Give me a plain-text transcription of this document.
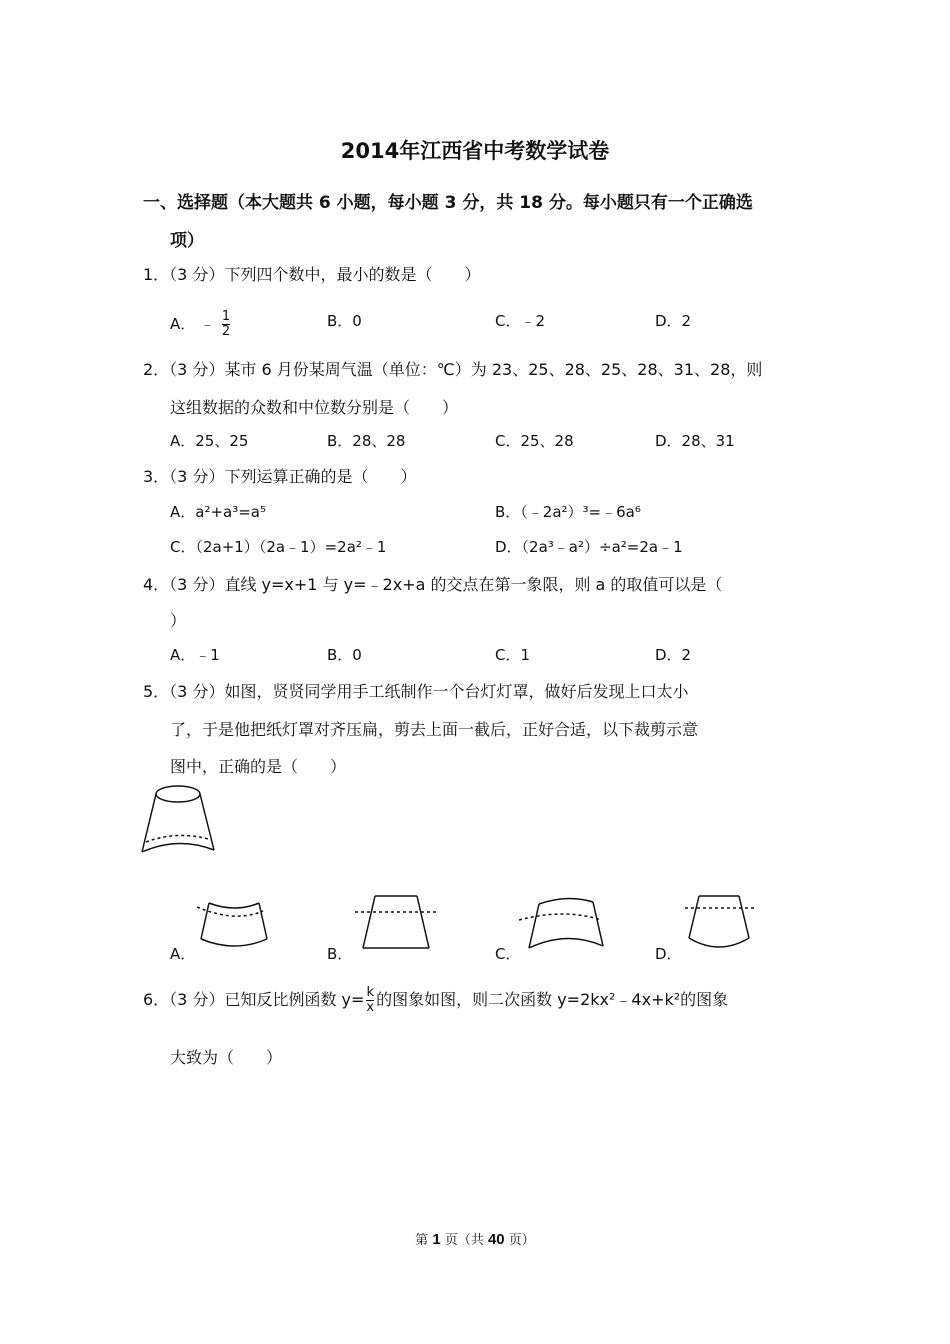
2014年江西省中考数学试卷
一、选择题（本大题共 6 小题，每小题 3 分，共 18 分。每小题只有一个正确选
项）
1．（3 分）下列四个数中，最小的数是（　　）
A． ﹣ $\frac{1}{2}$	B．0	C．﹣2	D．2
2．（3 分）某市 6 月份某周气温（单位：℃）为 23、25、28、25、28、31、28，则
这组数据的众数和中位数分别是（　　）
A．25、25	B．28、28	C．25、28	D．28、31
3．（3 分）下列运算正确的是（　　）
A．a²+a³=a⁵	B．（﹣2a²）³=﹣6a⁶
C．（2a+1）（2a﹣1）=2a²﹣1	D．（2a³﹣a²）÷a²=2a﹣1
4．（3 分）直线 y=x+1 与 y=﹣2x+a 的交点在第一象限，则 a 的取值可以是（
）
A．﹣1	B．0	C．1	D．2
5．（3 分）如图，贤贤同学用手工纸制作一个台灯灯罩，做好后发现上口太小
了，于是他把纸灯罩对齐压扁，剪去上面一截后，正好合适，以下裁剪示意
图中，正确的是（　　）
A．	B．	C．	D．
6．（3 分）已知反比例函数 $y= \frac{k}{x}$ 的图象如图，则二次函数 y=2kx²﹣4x+k²的图象
大致为（　　）
第 1 页（共 40 页）
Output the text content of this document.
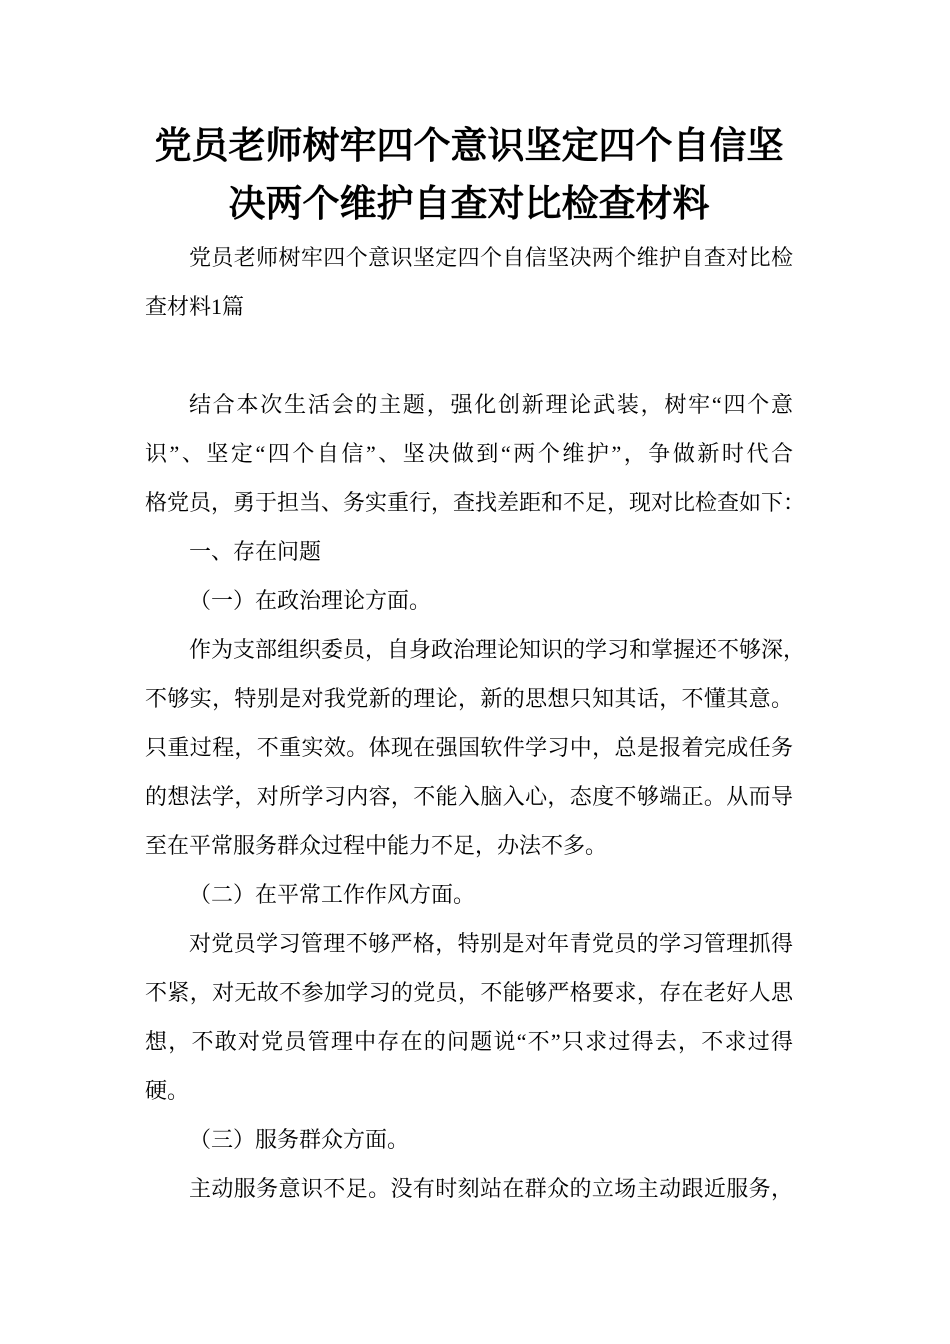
党员老师树牢四个意识坚定四个自信坚
决两个维护自查对比检查材料
党员老师树牢四个意识坚定四个自信坚决两个维护自查对比检
查材料1篇
结合本次生活会的主题，强化创新理论武装，树牢“四个意
识”、坚定“四个自信”、坚决做到“两个维护”，争做新时代合
格党员，勇于担当、务实重行，查找差距和不足，现对比检查如下：
一、存在问题
（一）在政治理论方面。
作为支部组织委员，自身政治理论知识的学习和掌握还不够深，
不够实，特别是对我党新的理论，新的思想只知其话，不懂其意。
只重过程，不重实效。体现在强国软件学习中，总是报着完成任务
的想法学，对所学习内容，不能入脑入心，态度不够端正。从而导
至在平常服务群众过程中能力不足，办法不多。
（二）在平常工作作风方面。
对党员学习管理不够严格，特别是对年青党员的学习管理抓得
不紧，对无故不参加学习的党员，不能够严格要求，存在老好人思
想，不敢对党员管理中存在的问题说“不”只求过得去，不求过得
硬。
（三）服务群众方面。
主动服务意识不足。没有时刻站在群众的立场主动跟近服务，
:::
• _TASK STATEMENT_
Give the material again exactly as it is, but keep the pictures out.

• _TASK OUTPUT_
Give me a plain-text transcription of this document.
2014年江西省中考数学试卷
一、选择题（本大题共 6 小题，每小题 3 分，共 18 分。每小题只有一个正确选
项）
1．（3 分）下列四个数中，最小的数是（　　）
A． ﹣ $\frac{1}{2}$	B．0	C．﹣2	D．2
2．（3 分）某市 6 月份某周气温（单位：℃）为 23、25、28、25、28、31、28，则
这组数据的众数和中位数分别是（　　）
A．25、25	B．28、28	C．25、28	D．28、31
3．（3 分）下列运算正确的是（　　）
A．a²+a³=a⁵	B．（﹣2a²）³=﹣6a⁶
C．（2a+1）（2a﹣1）=2a²﹣1	D．（2a³﹣a²）÷a²=2a﹣1
4．（3 分）直线 y=x+1 与 y=﹣2x+a 的交点在第一象限，则 a 的取值可以是（
）
A．﹣1	B．0	C．1	D．2
5．（3 分）如图，贤贤同学用手工纸制作一个台灯灯罩，做好后发现上口太小
了，于是他把纸灯罩对齐压扁，剪去上面一截后，正好合适，以下裁剪示意
图中，正确的是（　　）
A．	B．	C．	D．
6．（3 分）已知反比例函数 $y= \frac{k}{x}$ 的图象如图，则二次函数 y=2kx²﹣4x+k²的图象
大致为（　　）
第 1 页（共 40 页）
Output the text content of this document.
党员老师树牢四个意识坚定四个自信坚
决两个维护自查对比检查材料
党员老师树牢四个意识坚定四个自信坚决两个维护自查对比检
查材料1篇
结合本次生活会的主题，强化创新理论武装，树牢“四个意
识”、坚定“四个自信”、坚决做到“两个维护”，争做新时代合
格党员，勇于担当、务实重行，查找差距和不足，现对比检查如下：
一、存在问题
（一）在政治理论方面。
作为支部组织委员，自身政治理论知识的学习和掌握还不够深，
不够实，特别是对我党新的理论，新的思想只知其话，不懂其意。
只重过程，不重实效。体现在强国软件学习中，总是报着完成任务
的想法学，对所学习内容，不能入脑入心，态度不够端正。从而导
至在平常服务群众过程中能力不足，办法不多。
（二）在平常工作作风方面。
对党员学习管理不够严格，特别是对年青党员的学习管理抓得
不紧，对无故不参加学习的党员，不能够严格要求，存在老好人思
想，不敢对党员管理中存在的问题说“不”只求过得去，不求过得
硬。
（三）服务群众方面。
主动服务意识不足。没有时刻站在群众的立场主动跟近服务，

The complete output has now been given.